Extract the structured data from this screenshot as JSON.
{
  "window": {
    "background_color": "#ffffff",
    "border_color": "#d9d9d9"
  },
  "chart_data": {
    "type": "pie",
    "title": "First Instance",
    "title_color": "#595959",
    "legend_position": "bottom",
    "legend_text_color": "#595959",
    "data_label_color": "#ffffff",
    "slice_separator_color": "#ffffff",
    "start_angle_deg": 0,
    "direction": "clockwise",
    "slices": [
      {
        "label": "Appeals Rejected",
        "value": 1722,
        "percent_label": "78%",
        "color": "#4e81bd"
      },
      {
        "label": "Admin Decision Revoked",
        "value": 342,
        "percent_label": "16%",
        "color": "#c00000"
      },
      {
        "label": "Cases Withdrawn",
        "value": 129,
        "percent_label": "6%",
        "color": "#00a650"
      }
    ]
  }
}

▶ _WHAT YOU WILL DO_:
Return the whole listing exactly, with every line included.

▶ _PROBLEM SOLUTION_:
Extract the structured data from this screenshot as JSON.
{
  "window": {
    "background_color": "#ffffff",
    "border_color": "#d9d9d9"
  },
  "chart_data": {
    "type": "pie",
    "title": "First Instance",
    "title_color": "#595959",
    "legend_position": "bottom",
    "legend_text_color": "#595959",
    "data_label_color": "#ffffff",
    "slice_separator_color": "#ffffff",
    "start_angle_deg": 0,
    "direction": "clockwise",
    "slices": [
      {
        "label": "Appeals Rejected",
        "value": 1722,
        "percent_label": "78%",
        "color": "#4e81bd"
      },
      {
        "label": "Admin Decision Revoked",
        "value": 342,
        "percent_label": "16%",
        "color": "#c00000"
      },
      {
        "label": "Cases Withdrawn",
        "value": 129,
        "percent_label": "6%",
        "color": "#00a650"
      }
    ]
  }
}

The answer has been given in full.